■ Stored rows:

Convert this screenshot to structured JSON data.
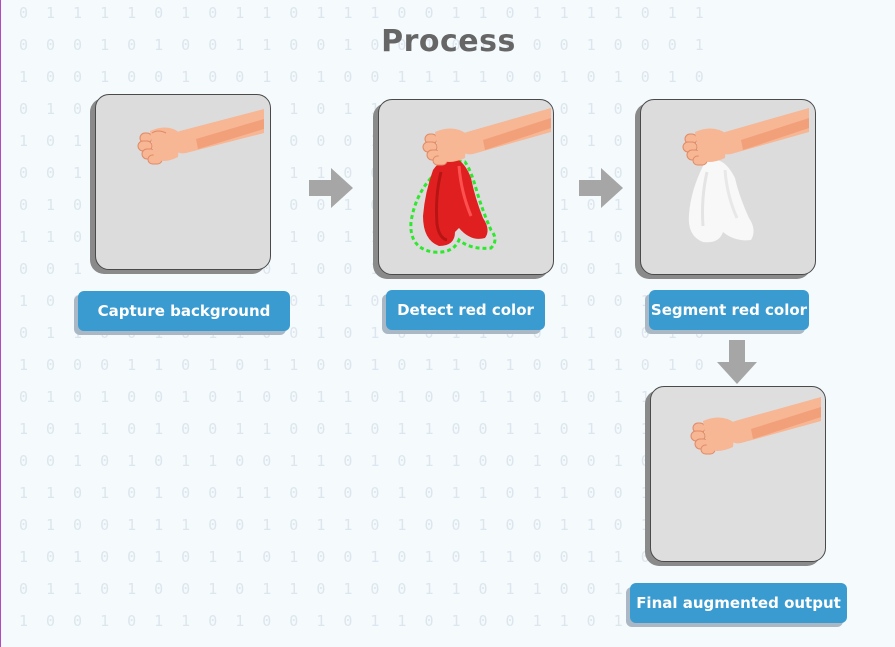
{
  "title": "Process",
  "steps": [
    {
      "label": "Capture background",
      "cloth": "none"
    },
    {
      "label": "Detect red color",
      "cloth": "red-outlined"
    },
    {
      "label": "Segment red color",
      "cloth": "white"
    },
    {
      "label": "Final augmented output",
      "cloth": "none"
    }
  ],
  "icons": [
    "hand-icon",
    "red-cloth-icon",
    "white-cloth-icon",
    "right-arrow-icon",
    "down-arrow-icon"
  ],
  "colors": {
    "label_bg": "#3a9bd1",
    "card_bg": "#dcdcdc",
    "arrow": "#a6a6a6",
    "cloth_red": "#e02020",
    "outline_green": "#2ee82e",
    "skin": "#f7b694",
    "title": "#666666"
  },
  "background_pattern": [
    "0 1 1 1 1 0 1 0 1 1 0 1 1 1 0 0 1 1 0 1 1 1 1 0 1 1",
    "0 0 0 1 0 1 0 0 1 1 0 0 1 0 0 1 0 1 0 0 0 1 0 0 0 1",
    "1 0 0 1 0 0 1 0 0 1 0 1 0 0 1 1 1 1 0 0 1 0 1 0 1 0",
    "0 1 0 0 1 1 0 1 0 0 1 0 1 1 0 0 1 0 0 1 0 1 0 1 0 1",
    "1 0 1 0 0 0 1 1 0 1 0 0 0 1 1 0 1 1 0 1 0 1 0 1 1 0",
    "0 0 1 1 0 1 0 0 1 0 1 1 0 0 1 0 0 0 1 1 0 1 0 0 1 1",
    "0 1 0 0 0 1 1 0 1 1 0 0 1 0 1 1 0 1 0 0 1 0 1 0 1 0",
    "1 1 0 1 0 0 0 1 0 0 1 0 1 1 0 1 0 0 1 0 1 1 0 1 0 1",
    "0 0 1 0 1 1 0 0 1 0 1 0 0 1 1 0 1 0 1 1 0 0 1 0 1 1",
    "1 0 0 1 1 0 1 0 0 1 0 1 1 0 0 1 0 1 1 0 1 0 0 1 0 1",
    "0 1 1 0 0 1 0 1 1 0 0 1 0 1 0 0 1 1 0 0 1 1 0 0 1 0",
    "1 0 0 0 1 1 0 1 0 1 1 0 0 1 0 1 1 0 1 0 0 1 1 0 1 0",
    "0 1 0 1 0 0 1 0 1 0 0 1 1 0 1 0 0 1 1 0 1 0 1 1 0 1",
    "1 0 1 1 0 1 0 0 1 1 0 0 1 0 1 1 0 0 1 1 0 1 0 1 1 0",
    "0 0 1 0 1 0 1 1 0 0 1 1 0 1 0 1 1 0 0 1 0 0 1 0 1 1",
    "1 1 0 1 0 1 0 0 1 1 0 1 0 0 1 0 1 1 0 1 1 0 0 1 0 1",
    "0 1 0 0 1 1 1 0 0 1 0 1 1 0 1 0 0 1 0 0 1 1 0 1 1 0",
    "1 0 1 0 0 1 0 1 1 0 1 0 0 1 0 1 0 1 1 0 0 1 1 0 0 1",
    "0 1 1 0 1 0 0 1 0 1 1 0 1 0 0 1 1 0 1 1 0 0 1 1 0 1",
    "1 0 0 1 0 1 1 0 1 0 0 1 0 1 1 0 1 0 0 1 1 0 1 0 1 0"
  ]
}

■ Problem to solve: Repeat the material above in full and exactly, apart from the pictures.

■ Exercise answer:
Convert this screenshot to structured JSON data.
{
  "title": "Process",
  "steps": [
    {
      "label": "Capture background",
      "cloth": "none"
    },
    {
      "label": "Detect red color",
      "cloth": "red-outlined"
    },
    {
      "label": "Segment red color",
      "cloth": "white"
    },
    {
      "label": "Final augmented output",
      "cloth": "none"
    }
  ],
  "icons": [
    "hand-icon",
    "red-cloth-icon",
    "white-cloth-icon",
    "right-arrow-icon",
    "down-arrow-icon"
  ],
  "colors": {
    "label_bg": "#3a9bd1",
    "card_bg": "#dcdcdc",
    "arrow": "#a6a6a6",
    "cloth_red": "#e02020",
    "outline_green": "#2ee82e",
    "skin": "#f7b694",
    "title": "#666666"
  },
  "background_pattern": [
    "0 1 1 1 1 0 1 0 1 1 0 1 1 1 0 0 1 1 0 1 1 1 1 0 1 1",
    "0 0 0 1 0 1 0 0 1 1 0 0 1 0 0 1 0 1 0 0 0 1 0 0 0 1",
    "1 0 0 1 0 0 1 0 0 1 0 1 0 0 1 1 1 1 0 0 1 0 1 0 1 0",
    "0 1 0 0 1 1 0 1 0 0 1 0 1 1 0 0 1 0 0 1 0 1 0 1 0 1",
    "1 0 1 0 0 0 1 1 0 1 0 0 0 1 1 0 1 1 0 1 0 1 0 1 1 0",
    "0 0 1 1 0 1 0 0 1 0 1 1 0 0 1 0 0 0 1 1 0 1 0 0 1 1",
    "0 1 0 0 0 1 1 0 1 1 0 0 1 0 1 1 0 1 0 0 1 0 1 0 1 0",
    "1 1 0 1 0 0 0 1 0 0 1 0 1 1 0 1 0 0 1 0 1 1 0 1 0 1",
    "0 0 1 0 1 1 0 0 1 0 1 0 0 1 1 0 1 0 1 1 0 0 1 0 1 1",
    "1 0 0 1 1 0 1 0 0 1 0 1 1 0 0 1 0 1 1 0 1 0 0 1 0 1",
    "0 1 1 0 0 1 0 1 1 0 0 1 0 1 0 0 1 1 0 0 1 1 0 0 1 0",
    "1 0 0 0 1 1 0 1 0 1 1 0 0 1 0 1 1 0 1 0 0 1 1 0 1 0",
    "0 1 0 1 0 0 1 0 1 0 0 1 1 0 1 0 0 1 1 0 1 0 1 1 0 1",
    "1 0 1 1 0 1 0 0 1 1 0 0 1 0 1 1 0 0 1 1 0 1 0 1 1 0",
    "0 0 1 0 1 0 1 1 0 0 1 1 0 1 0 1 1 0 0 1 0 0 1 0 1 1",
    "1 1 0 1 0 1 0 0 1 1 0 1 0 0 1 0 1 1 0 1 1 0 0 1 0 1",
    "0 1 0 0 1 1 1 0 0 1 0 1 1 0 1 0 0 1 0 0 1 1 0 1 1 0",
    "1 0 1 0 0 1 0 1 1 0 1 0 0 1 0 1 0 1 1 0 0 1 1 0 0 1",
    "0 1 1 0 1 0 0 1 0 1 1 0 1 0 0 1 1 0 1 1 0 0 1 1 0 1",
    "1 0 0 1 0 1 1 0 1 0 0 1 0 1 1 0 1 0 0 1 1 0 1 0 1 0"
  ]
}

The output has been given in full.